Records to process:
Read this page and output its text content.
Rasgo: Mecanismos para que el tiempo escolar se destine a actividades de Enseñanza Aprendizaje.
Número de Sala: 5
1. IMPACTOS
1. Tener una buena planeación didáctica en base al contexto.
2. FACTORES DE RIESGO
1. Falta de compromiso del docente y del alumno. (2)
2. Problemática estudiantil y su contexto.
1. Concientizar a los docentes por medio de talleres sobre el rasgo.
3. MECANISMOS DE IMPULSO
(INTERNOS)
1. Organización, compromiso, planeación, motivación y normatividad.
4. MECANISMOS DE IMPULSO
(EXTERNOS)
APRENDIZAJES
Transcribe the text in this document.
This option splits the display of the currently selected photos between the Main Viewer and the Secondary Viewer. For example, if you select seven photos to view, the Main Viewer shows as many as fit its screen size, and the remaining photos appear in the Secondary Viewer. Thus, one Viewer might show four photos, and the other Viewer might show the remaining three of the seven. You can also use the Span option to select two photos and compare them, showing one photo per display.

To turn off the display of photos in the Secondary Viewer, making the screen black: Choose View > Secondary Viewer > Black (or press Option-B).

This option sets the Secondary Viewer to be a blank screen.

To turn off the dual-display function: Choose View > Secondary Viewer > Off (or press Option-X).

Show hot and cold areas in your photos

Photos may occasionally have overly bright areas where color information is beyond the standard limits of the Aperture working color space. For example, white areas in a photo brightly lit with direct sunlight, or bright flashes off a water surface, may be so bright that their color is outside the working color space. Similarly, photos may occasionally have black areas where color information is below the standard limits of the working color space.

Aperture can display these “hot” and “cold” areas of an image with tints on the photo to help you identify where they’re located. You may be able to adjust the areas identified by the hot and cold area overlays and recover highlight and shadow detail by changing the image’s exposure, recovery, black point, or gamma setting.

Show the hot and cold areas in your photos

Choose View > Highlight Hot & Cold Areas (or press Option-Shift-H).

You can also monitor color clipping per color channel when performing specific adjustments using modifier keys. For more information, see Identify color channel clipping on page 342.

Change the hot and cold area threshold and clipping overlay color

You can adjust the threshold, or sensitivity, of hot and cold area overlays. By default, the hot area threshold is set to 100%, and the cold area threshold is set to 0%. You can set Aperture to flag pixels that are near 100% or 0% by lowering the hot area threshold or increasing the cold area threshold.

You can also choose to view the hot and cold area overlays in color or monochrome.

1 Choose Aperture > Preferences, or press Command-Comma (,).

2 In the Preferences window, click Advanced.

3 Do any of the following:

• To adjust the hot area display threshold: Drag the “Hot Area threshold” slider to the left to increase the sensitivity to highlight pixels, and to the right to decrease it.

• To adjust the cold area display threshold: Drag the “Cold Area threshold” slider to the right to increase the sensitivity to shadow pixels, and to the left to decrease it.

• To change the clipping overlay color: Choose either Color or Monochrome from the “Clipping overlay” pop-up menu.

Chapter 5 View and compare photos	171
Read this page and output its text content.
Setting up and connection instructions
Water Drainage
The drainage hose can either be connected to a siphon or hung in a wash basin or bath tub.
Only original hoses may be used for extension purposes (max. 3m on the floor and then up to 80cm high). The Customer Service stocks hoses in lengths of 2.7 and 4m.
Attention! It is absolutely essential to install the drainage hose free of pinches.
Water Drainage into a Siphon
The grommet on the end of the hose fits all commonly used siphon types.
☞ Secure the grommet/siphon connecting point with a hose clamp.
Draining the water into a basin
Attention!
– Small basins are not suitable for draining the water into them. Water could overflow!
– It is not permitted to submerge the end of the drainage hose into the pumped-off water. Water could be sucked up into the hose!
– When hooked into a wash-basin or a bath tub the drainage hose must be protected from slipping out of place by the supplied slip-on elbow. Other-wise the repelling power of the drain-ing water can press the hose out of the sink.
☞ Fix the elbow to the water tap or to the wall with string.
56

Objective: Check every line for "into" and show the ones that have it.

Answer to this exercise:
Water Drainage into a Siphon
Draining the water into a basin
– Small basins are not suitable for draining the water into them. Water could overflow!
– It is not permitted to submerge the end of the drainage hose into the pumped-off water. Water could be sucked up into the hose!
– When hooked into a wash-basin or a bath tub the drainage hose must be protected from slipping out of place by the supplied slip-on elbow. Other-wise the repelling power of the drain-ing water can press the hose out of the sink.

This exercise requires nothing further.